**Records contained in a dataset**:
----
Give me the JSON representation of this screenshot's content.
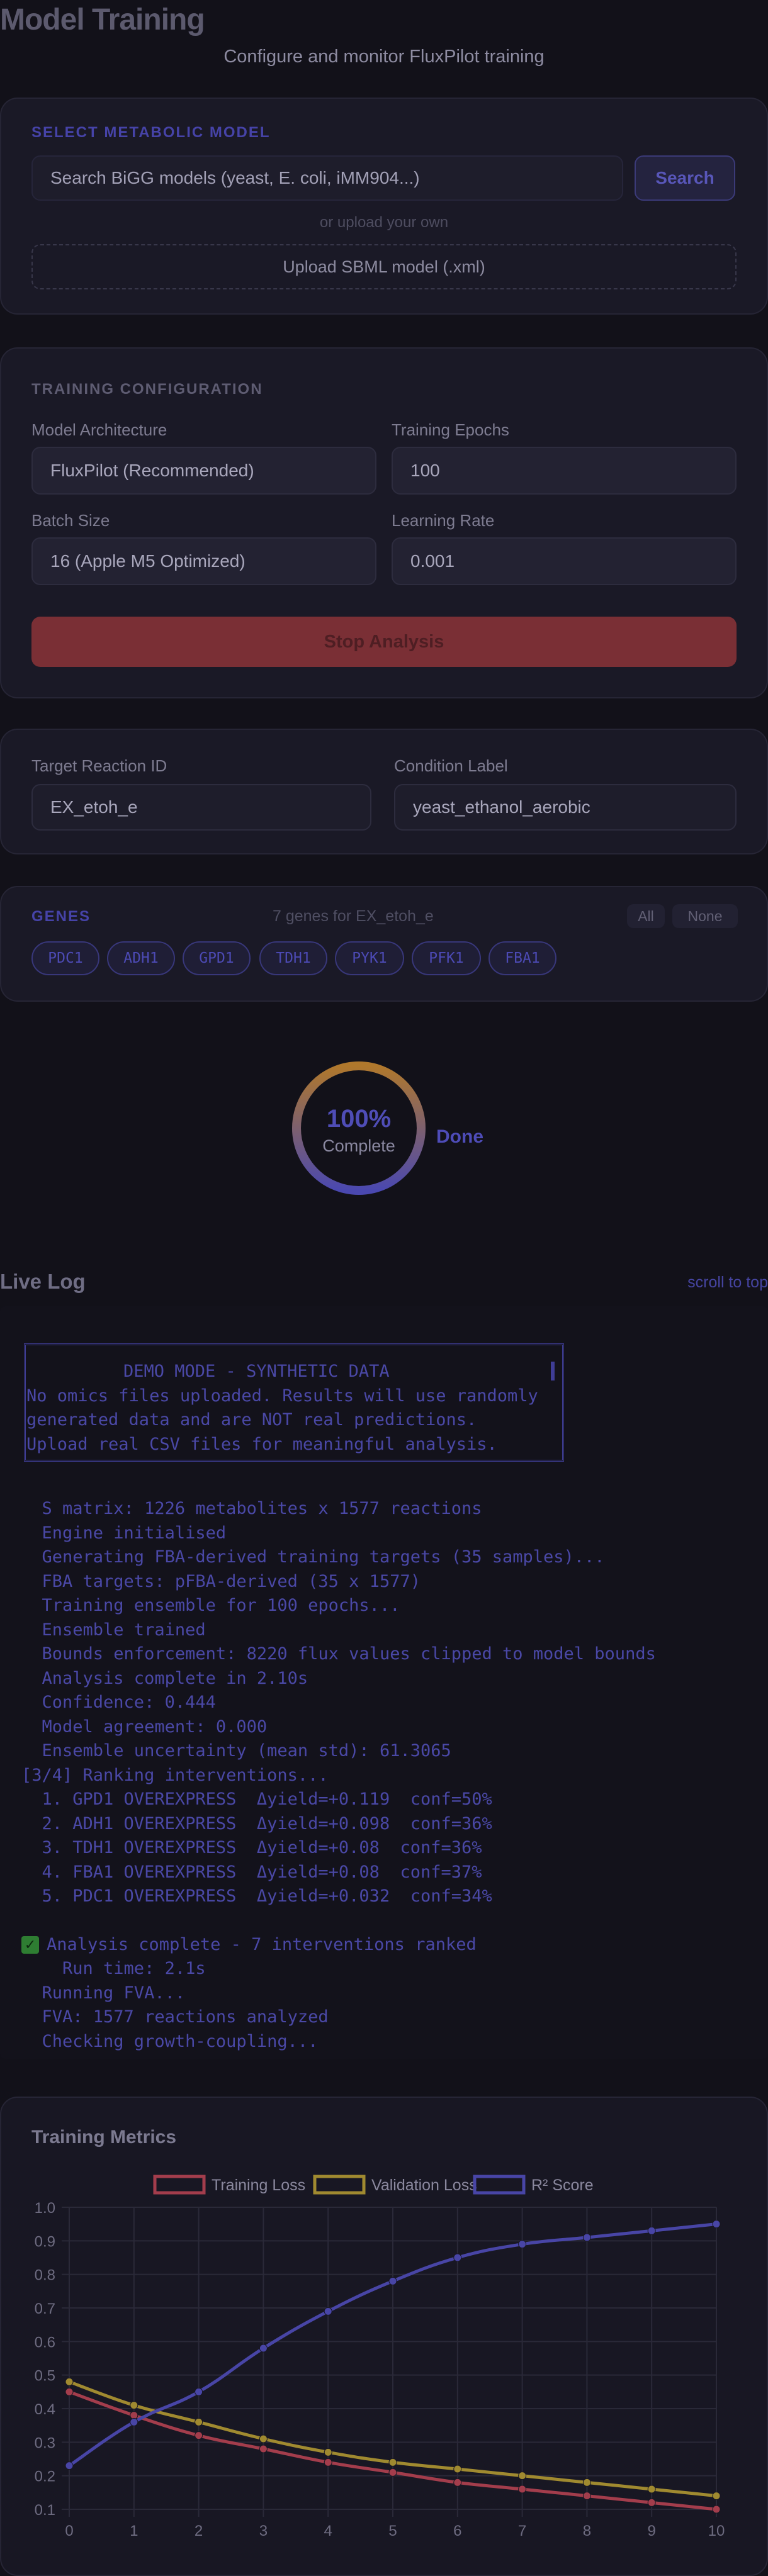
{
  "header": {
    "title": "Model Training",
    "subtitle": "Configure and monitor FluxPilot training"
  },
  "model_select": {
    "section_label": "SELECT METABOLIC MODEL",
    "search_placeholder": "Search BiGG models (yeast, E. coli, iMM904...)",
    "search_button": "Search",
    "or_text": "or upload your own",
    "upload_label": "Upload SBML model (.xml)"
  },
  "training_config": {
    "section_label": "TRAINING CONFIGURATION",
    "architecture_label": "Model Architecture",
    "architecture_value": "FluxPilot (Recommended)",
    "epochs_label": "Training Epochs",
    "epochs_value": "100",
    "batch_label": "Batch Size",
    "batch_value": "16 (Apple M5 Optimized)",
    "lr_label": "Learning Rate",
    "lr_value": "0.001",
    "stop_button": "Stop Analysis"
  },
  "target": {
    "reaction_label": "Target Reaction ID",
    "reaction_value": "EX_etoh_e",
    "condition_label": "Condition Label",
    "condition_value": "yeast_ethanol_aerobic"
  },
  "genes": {
    "section_label": "GENES",
    "summary": "7 genes for EX_etoh_e",
    "all_label": "All",
    "none_label": "None",
    "items": [
      "PDC1",
      "ADH1",
      "GPD1",
      "TDH1",
      "PYK1",
      "PFK1",
      "FBA1"
    ]
  },
  "progress": {
    "percent_text": "100%",
    "percent_value": 100,
    "status_text": "Complete",
    "done_text": "Done"
  },
  "log": {
    "title": "Live Log",
    "scroll_label": "scroll to top",
    "demo_box": [
      "DEMO MODE - SYNTHETIC DATA",
      "No omics files uploaded. Results will use randomly",
      "generated data and are NOT real predictions.",
      "Upload real CSV files for meaningful analysis."
    ],
    "lines": [
      "  S matrix: 1226 metabolites x 1577 reactions",
      "  Engine initialised",
      "  Generating FBA-derived training targets (35 samples)...",
      "  FBA targets: pFBA-derived (35 x 1577)",
      "  Training ensemble for 100 epochs...",
      "  Ensemble trained",
      "  Bounds enforcement: 8220 flux values clipped to model bounds",
      "  Analysis complete in 2.10s",
      "  Confidence: 0.444",
      "  Model agreement: 0.000",
      "  Ensemble uncertainty (mean std): 61.3065",
      "[3/4] Ranking interventions...",
      "  1. GPD1 OVEREXPRESS  Δyield=+0.119  conf=50%",
      "  2. ADH1 OVEREXPRESS  Δyield=+0.098  conf=36%",
      "  3. TDH1 OVEREXPRESS  Δyield=+0.08  conf=36%",
      "  4. FBA1 OVEREXPRESS  Δyield=+0.08  conf=37%",
      "  5. PDC1 OVEREXPRESS  Δyield=+0.032  conf=34%"
    ],
    "complete_line": "Analysis complete - 7 interventions ranked",
    "tail_lines": [
      "    Run time: 2.1s",
      "  Running FVA...",
      "  FVA: 1577 reactions analyzed",
      "  Checking growth-coupling..."
    ]
  },
  "metrics": {
    "title": "Training Metrics"
  },
  "chart_data": {
    "type": "line",
    "title": "",
    "xlabel": "",
    "ylabel": "",
    "x": [
      0,
      1,
      2,
      3,
      4,
      5,
      6,
      7,
      8,
      9,
      10
    ],
    "ylim": [
      0.1,
      1.0
    ],
    "yticks": [
      "0.1",
      "0.2",
      "0.3",
      "0.4",
      "0.5",
      "0.6",
      "0.7",
      "0.8",
      "0.9",
      "1.0"
    ],
    "xticks": [
      "0",
      "1",
      "2",
      "3",
      "4",
      "5",
      "6",
      "7",
      "8",
      "9",
      "10"
    ],
    "grid": true,
    "legend_position": "top-center",
    "series": [
      {
        "name": "Training Loss",
        "color": "#a33d4c",
        "values": [
          0.45,
          0.38,
          0.32,
          0.28,
          0.24,
          0.21,
          0.18,
          0.16,
          0.14,
          0.12,
          0.1
        ]
      },
      {
        "name": "Validation Loss",
        "color": "#a08a30",
        "values": [
          0.48,
          0.41,
          0.36,
          0.31,
          0.27,
          0.24,
          0.22,
          0.2,
          0.18,
          0.16,
          0.14
        ]
      },
      {
        "name": "R² Score",
        "color": "#4845a6",
        "values": [
          0.23,
          0.36,
          0.45,
          0.58,
          0.69,
          0.78,
          0.85,
          0.89,
          0.91,
          0.93,
          0.95
        ]
      }
    ]
  },
  "colors": {
    "accent": "#4e4cb8",
    "ring_gradient_start": "#4a48b0",
    "ring_gradient_end": "#b0782c",
    "stop_button": "#7a2f35",
    "background": "#121119"
  }
}
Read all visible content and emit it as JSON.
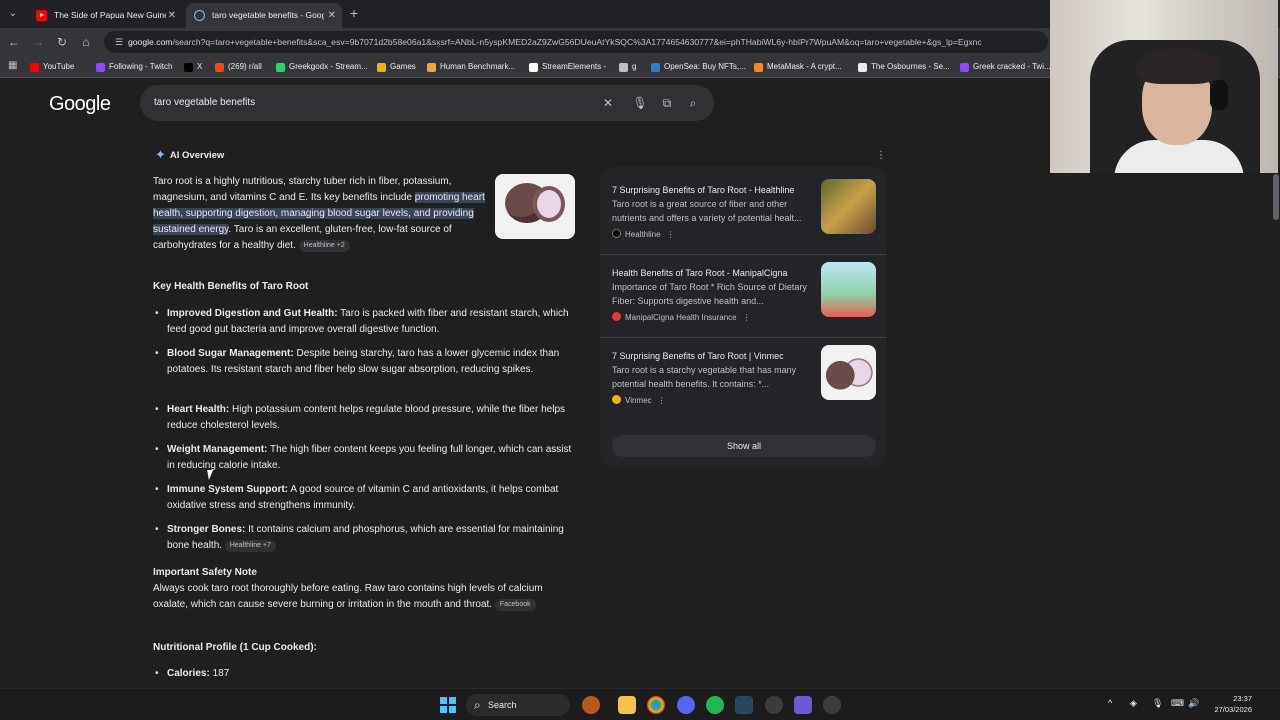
{
  "browser": {
    "tabs": [
      {
        "label": "The Side of Papua New Guinea",
        "icon": "youtube-icon"
      },
      {
        "label": "taro vegetable benefits - Google",
        "icon": "google-icon"
      }
    ],
    "url_host": "google.com",
    "url_rest": "/search?q=taro+vegetable+benefits&sca_esv=9b7071d2b58e06a1&sxsrf=ANbL-n5yspKMED2aZ9ZwG56DUeuAtYkSQC%3A1774654630777&ei=phTHabiWL6y-hbIPr7WpuAM&oq=taro+vegetable+&gs_lp=Egxnc",
    "bookmarks": [
      {
        "label": "YouTube",
        "color": "#ff0000"
      },
      {
        "label": "Following - Twitch",
        "color": "#9146ff"
      },
      {
        "label": "X",
        "color": "#000000"
      },
      {
        "label": "(269) r/all",
        "color": "#ff4500"
      },
      {
        "label": "Greekgodx - Stream...",
        "color": "#2bd46b"
      },
      {
        "label": "Games",
        "color": "#f4b400"
      },
      {
        "label": "Human Benchmark...",
        "color": "#f5a623"
      },
      {
        "label": "StreamElements -",
        "color": "#ffffff"
      },
      {
        "label": "g",
        "color": "#bdc1c6"
      },
      {
        "label": "OpenSea: Buy NFTs,...",
        "color": "#2081e2"
      },
      {
        "label": "MetaMask - A crypt...",
        "color": "#f6851b"
      },
      {
        "label": "The Osbournes - Se...",
        "color": "#e8eaed"
      },
      {
        "label": "Greek cracked - Twi...",
        "color": "#9146ff"
      }
    ]
  },
  "search": {
    "query": "taro vegetable benefits"
  },
  "ai_overview": {
    "label": "AI Overview",
    "intro_a": "Taro root is a highly nutritious, starchy tuber rich in fiber, potassium, magnesium, and vitamins C and E. Its key benefits include ",
    "intro_highlight": "promoting heart health, supporting digestion, managing blood sugar levels, and providing sustained energy",
    "intro_b": ". Taro is an excellent, gluten-free, low-fat source of carbohydrates for a healthy diet.",
    "intro_chip": "Healthline +2",
    "key_heading": "Key Health Benefits of Taro Root",
    "benefits": [
      {
        "title": "Improved Digestion and Gut Health:",
        "text": " Taro is packed with fiber and resistant starch, which feed good gut bacteria and improve overall digestive function."
      },
      {
        "title": "Blood Sugar Management:",
        "text": " Despite being starchy, taro has a lower glycemic index than potatoes. Its resistant starch and fiber help slow sugar absorption, reducing spikes."
      },
      {
        "title": "Heart Health:",
        "text": " High potassium content helps regulate blood pressure, while the fiber helps reduce cholesterol levels."
      },
      {
        "title": "Weight Management:",
        "text": " The high fiber content keeps you feeling full longer, which can assist in reducing calorie intake."
      },
      {
        "title": "Immune System Support:",
        "text": " A good source of vitamin C and antioxidants, it helps combat oxidative stress and strengthens immunity."
      },
      {
        "title": "Stronger Bones:",
        "text": " It contains calcium and phosphorus, which are essential for maintaining bone health.",
        "chip": "Healthline +7"
      }
    ],
    "safety_heading": "Important Safety Note",
    "safety_text": "Always cook taro root thoroughly before eating. Raw taro contains high levels of calcium oxalate, which can cause severe burning or irritation in the mouth and throat.",
    "safety_chip": "Facebook",
    "nutrition_heading": "Nutritional Profile (1 Cup Cooked):",
    "calories_label": "Calories:",
    "calories_value": " 187"
  },
  "sources": [
    {
      "title": "7 Surprising Benefits of Taro Root - Healthline",
      "desc": "Taro root is a great source of fiber and other nutrients and offers a variety of potential healt...",
      "site": "Healthline",
      "color": "#000000"
    },
    {
      "title": "Health Benefits of Taro Root - ManipalCigna",
      "desc": "Importance of Taro Root * Rich Source of Dietary Fiber: Supports digestive health and...",
      "site": "ManipalCigna Health Insurance",
      "color": "#e53935"
    },
    {
      "title": "7 Surprising Benefits of Taro Root | Vinmec",
      "desc": "Taro root is a starchy vegetable that has many potential health benefits. It contains: *...",
      "site": "Vinmec",
      "color": "#f4b400"
    }
  ],
  "show_all": "Show all",
  "taskbar": {
    "search_label": "Search",
    "time": "23:37",
    "date": "27/03/2026"
  }
}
----
**Exercise**: Find the number of lines in the entries above that hold the string "JSON", and write only that number.

**Finished exercise**: 2